Recorded data:
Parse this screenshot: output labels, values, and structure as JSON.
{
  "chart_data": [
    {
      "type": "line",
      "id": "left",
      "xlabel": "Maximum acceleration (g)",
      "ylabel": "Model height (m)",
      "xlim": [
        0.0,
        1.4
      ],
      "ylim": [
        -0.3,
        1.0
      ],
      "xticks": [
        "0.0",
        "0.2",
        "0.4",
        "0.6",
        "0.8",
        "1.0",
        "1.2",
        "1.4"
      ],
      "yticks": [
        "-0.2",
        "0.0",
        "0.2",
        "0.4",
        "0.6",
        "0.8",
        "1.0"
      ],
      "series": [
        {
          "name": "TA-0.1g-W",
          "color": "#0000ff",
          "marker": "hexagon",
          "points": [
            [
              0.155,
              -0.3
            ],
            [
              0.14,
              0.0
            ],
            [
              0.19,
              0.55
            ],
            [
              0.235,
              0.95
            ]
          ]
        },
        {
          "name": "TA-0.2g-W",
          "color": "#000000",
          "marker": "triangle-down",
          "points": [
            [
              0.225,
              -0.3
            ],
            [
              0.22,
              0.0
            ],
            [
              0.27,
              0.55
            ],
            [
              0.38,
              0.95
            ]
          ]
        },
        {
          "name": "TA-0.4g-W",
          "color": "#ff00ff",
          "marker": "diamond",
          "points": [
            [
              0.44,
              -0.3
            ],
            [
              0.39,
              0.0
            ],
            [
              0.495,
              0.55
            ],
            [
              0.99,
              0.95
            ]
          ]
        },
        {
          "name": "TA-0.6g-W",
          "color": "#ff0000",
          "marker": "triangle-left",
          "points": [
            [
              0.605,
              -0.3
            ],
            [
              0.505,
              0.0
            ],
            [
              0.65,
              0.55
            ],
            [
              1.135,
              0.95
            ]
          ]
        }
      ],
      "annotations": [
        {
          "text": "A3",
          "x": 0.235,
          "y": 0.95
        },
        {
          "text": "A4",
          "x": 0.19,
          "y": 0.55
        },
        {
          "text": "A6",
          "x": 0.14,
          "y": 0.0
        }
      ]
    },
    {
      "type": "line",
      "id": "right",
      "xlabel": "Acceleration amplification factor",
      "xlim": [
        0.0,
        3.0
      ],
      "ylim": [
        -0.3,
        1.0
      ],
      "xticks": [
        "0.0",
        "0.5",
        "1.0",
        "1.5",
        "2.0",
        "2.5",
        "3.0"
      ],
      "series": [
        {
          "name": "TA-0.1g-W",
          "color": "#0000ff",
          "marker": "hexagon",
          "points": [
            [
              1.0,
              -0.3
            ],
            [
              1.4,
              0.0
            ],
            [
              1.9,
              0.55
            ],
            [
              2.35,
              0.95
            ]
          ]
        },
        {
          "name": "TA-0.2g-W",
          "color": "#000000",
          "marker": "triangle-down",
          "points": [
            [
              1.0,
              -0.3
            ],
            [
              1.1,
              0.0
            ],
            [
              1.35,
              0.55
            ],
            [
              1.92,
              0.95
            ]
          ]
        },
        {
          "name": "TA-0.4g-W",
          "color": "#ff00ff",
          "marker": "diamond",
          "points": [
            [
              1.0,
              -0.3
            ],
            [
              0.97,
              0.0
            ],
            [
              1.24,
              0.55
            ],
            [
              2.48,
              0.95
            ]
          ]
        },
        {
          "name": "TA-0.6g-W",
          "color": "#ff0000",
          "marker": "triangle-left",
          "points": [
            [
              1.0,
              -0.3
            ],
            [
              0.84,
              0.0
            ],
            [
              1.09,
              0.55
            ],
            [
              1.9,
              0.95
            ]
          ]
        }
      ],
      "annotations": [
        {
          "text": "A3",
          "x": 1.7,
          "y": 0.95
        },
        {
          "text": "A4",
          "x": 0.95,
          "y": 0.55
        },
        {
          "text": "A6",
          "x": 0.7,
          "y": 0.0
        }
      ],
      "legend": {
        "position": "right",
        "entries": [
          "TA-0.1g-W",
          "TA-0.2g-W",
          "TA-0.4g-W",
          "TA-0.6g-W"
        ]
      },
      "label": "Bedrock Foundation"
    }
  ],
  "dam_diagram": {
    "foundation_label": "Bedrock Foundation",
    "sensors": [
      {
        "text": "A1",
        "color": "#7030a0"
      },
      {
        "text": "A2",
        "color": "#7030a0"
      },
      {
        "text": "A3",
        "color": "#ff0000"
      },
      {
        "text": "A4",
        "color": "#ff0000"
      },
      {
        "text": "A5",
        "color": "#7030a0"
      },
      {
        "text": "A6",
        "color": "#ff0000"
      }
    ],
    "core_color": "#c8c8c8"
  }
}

PROBLEM REQUIREMENTS -
Can you give every line above again, exactly as written?

ANSWER FOR THIS EXERCISE -
Parse this screenshot: output labels, values, and structure as JSON.
{
  "chart_data": [
    {
      "type": "line",
      "id": "left",
      "xlabel": "Maximum acceleration (g)",
      "ylabel": "Model height (m)",
      "xlim": [
        0.0,
        1.4
      ],
      "ylim": [
        -0.3,
        1.0
      ],
      "xticks": [
        "0.0",
        "0.2",
        "0.4",
        "0.6",
        "0.8",
        "1.0",
        "1.2",
        "1.4"
      ],
      "yticks": [
        "-0.2",
        "0.0",
        "0.2",
        "0.4",
        "0.6",
        "0.8",
        "1.0"
      ],
      "series": [
        {
          "name": "TA-0.1g-W",
          "color": "#0000ff",
          "marker": "hexagon",
          "points": [
            [
              0.155,
              -0.3
            ],
            [
              0.14,
              0.0
            ],
            [
              0.19,
              0.55
            ],
            [
              0.235,
              0.95
            ]
          ]
        },
        {
          "name": "TA-0.2g-W",
          "color": "#000000",
          "marker": "triangle-down",
          "points": [
            [
              0.225,
              -0.3
            ],
            [
              0.22,
              0.0
            ],
            [
              0.27,
              0.55
            ],
            [
              0.38,
              0.95
            ]
          ]
        },
        {
          "name": "TA-0.4g-W",
          "color": "#ff00ff",
          "marker": "diamond",
          "points": [
            [
              0.44,
              -0.3
            ],
            [
              0.39,
              0.0
            ],
            [
              0.495,
              0.55
            ],
            [
              0.99,
              0.95
            ]
          ]
        },
        {
          "name": "TA-0.6g-W",
          "color": "#ff0000",
          "marker": "triangle-left",
          "points": [
            [
              0.605,
              -0.3
            ],
            [
              0.505,
              0.0
            ],
            [
              0.65,
              0.55
            ],
            [
              1.135,
              0.95
            ]
          ]
        }
      ],
      "annotations": [
        {
          "text": "A3",
          "x": 0.235,
          "y": 0.95
        },
        {
          "text": "A4",
          "x": 0.19,
          "y": 0.55
        },
        {
          "text": "A6",
          "x": 0.14,
          "y": 0.0
        }
      ]
    },
    {
      "type": "line",
      "id": "right",
      "xlabel": "Acceleration amplification factor",
      "xlim": [
        0.0,
        3.0
      ],
      "ylim": [
        -0.3,
        1.0
      ],
      "xticks": [
        "0.0",
        "0.5",
        "1.0",
        "1.5",
        "2.0",
        "2.5",
        "3.0"
      ],
      "series": [
        {
          "name": "TA-0.1g-W",
          "color": "#0000ff",
          "marker": "hexagon",
          "points": [
            [
              1.0,
              -0.3
            ],
            [
              1.4,
              0.0
            ],
            [
              1.9,
              0.55
            ],
            [
              2.35,
              0.95
            ]
          ]
        },
        {
          "name": "TA-0.2g-W",
          "color": "#000000",
          "marker": "triangle-down",
          "points": [
            [
              1.0,
              -0.3
            ],
            [
              1.1,
              0.0
            ],
            [
              1.35,
              0.55
            ],
            [
              1.92,
              0.95
            ]
          ]
        },
        {
          "name": "TA-0.4g-W",
          "color": "#ff00ff",
          "marker": "diamond",
          "points": [
            [
              1.0,
              -0.3
            ],
            [
              0.97,
              0.0
            ],
            [
              1.24,
              0.55
            ],
            [
              2.48,
              0.95
            ]
          ]
        },
        {
          "name": "TA-0.6g-W",
          "color": "#ff0000",
          "marker": "triangle-left",
          "points": [
            [
              1.0,
              -0.3
            ],
            [
              0.84,
              0.0
            ],
            [
              1.09,
              0.55
            ],
            [
              1.9,
              0.95
            ]
          ]
        }
      ],
      "annotations": [
        {
          "text": "A3",
          "x": 1.7,
          "y": 0.95
        },
        {
          "text": "A4",
          "x": 0.95,
          "y": 0.55
        },
        {
          "text": "A6",
          "x": 0.7,
          "y": 0.0
        }
      ],
      "legend": {
        "position": "right",
        "entries": [
          "TA-0.1g-W",
          "TA-0.2g-W",
          "TA-0.4g-W",
          "TA-0.6g-W"
        ]
      },
      "label": "Bedrock Foundation"
    }
  ],
  "dam_diagram": {
    "foundation_label": "Bedrock Foundation",
    "sensors": [
      {
        "text": "A1",
        "color": "#7030a0"
      },
      {
        "text": "A2",
        "color": "#7030a0"
      },
      {
        "text": "A3",
        "color": "#ff0000"
      },
      {
        "text": "A4",
        "color": "#ff0000"
      },
      {
        "text": "A5",
        "color": "#7030a0"
      },
      {
        "text": "A6",
        "color": "#ff0000"
      }
    ],
    "core_color": "#c8c8c8"
  }
}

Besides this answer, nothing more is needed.